>>>>>
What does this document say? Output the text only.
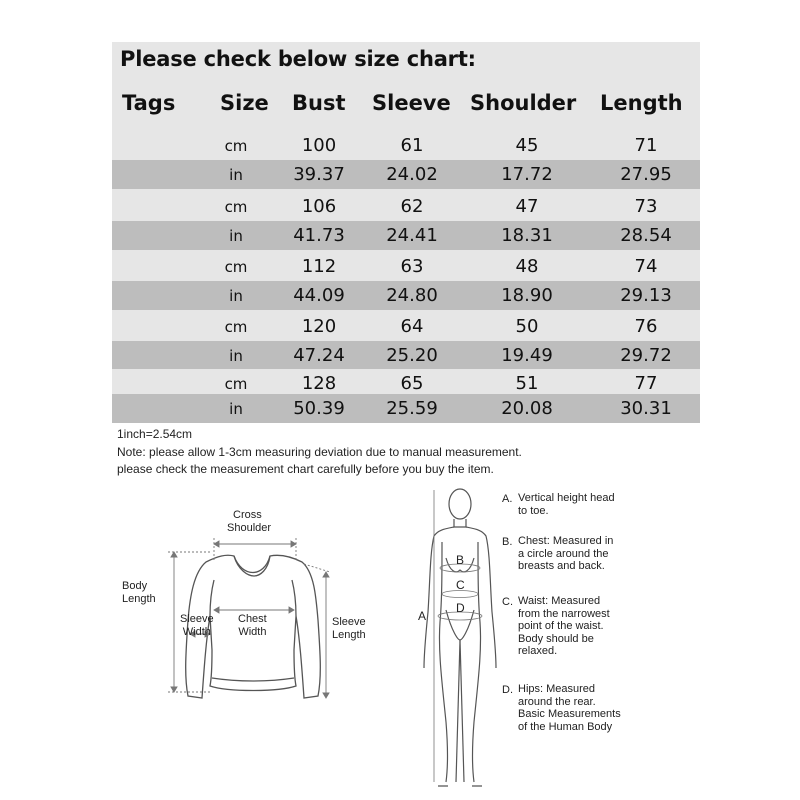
Please check below size chart:
Tags Size Bust Sleeve Shoulder Length
cm	100	61	45	71
in	39.37	24.02	17.72	27.95
cm	106	62	47	73
in	41.73	24.41	18.31	28.54
cm	112	63	48	74
in	44.09	24.80	18.90	29.13
cm	120	64	50	76
in	47.24	25.20	19.49	29.72
cm	128	65	51	77
in	50.39	25.59	20.08	30.31
1inch=2.54cm
Note: please allow 1-3cm measuring deviation due to manual measurement.
please check the measurement chart carefully before you buy the item.
Cross
Shoulder
Body
Length
Sleeve
Width
Chest
Width
Sleeve
Length
A
B
C
D
A. Vertical height head
to toe.
B. Chest: Measured in
a circle around the
breasts and back.
C. Waist: Measured
from the narrowest
point of the waist.
Body should be
relaxed.
D. Hips: Measured
around the rear.
Basic Measurements
of the Human Body
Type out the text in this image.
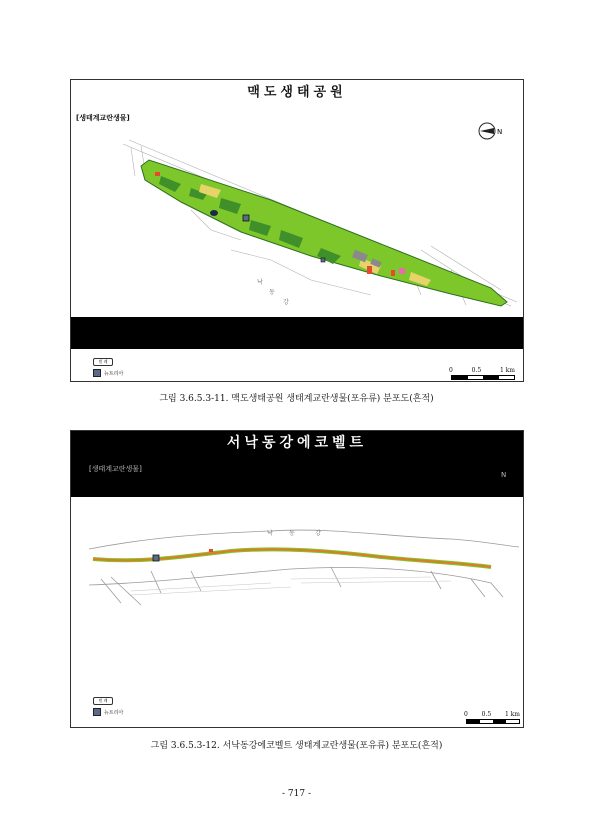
맥도생태공원
[생태계교란생물]
N
낙
동
강
범 례
뉴트리아	0	0.5	1 km
그림 3.6.5.3-11. 맥도생태공원 생태계교란생물(포유류) 분포도(흔적)
서낙동강에코벨트
[생태계교란생물]
N
낙	동	강
범 례
뉴트리아	0 0.5 1 km
그림 3.6.5.3-12. 서낙동강에코벨트 생태계교란생물(포유류) 분포도(흔적)
- 717 -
<<<<<
- PROMPT -
From the listing, extract all text exactly as given and drop any picture.

- TASK ANSWER -
What does this document say? Output the text only.
Please check below size chart:
Tags Size Bust Sleeve Shoulder Length
cm	100	61	45	71
in	39.37	24.02	17.72	27.95
cm	106	62	47	73
in	41.73	24.41	18.31	28.54
cm	112	63	48	74
in	44.09	24.80	18.90	29.13
cm	120	64	50	76
in	47.24	25.20	19.49	29.72
cm	128	65	51	77
in	50.39	25.59	20.08	30.31
1inch=2.54cm
Note: please allow 1-3cm measuring deviation due to manual measurement.
please check the measurement chart carefully before you buy the item.
Cross
Shoulder
Body
Length
Sleeve
Width
Chest
Width
Sleeve
Length
A
B
C
D
A. Vertical height head
to toe.
B. Chest: Measured in
a circle around the
breasts and back.
C. Waist: Measured
from the narrowest
point of the waist.
Body should be
relaxed.
D. Hips: Measured
around the rear.
Basic Measurements
of the Human Body
Type out the text in this image.
맥도생태공원
[생태계교란생물]
N
낙
동
강
범 례
뉴트리아	0	0.5	1 km
그림 3.6.5.3-11. 맥도생태공원 생태계교란생물(포유류) 분포도(흔적)
서낙동강에코벨트
[생태계교란생물]
N
낙	동	강
범 례
뉴트리아	0 0.5 1 km
그림 3.6.5.3-12. 서낙동강에코벨트 생태계교란생물(포유류) 분포도(흔적)
- 717 -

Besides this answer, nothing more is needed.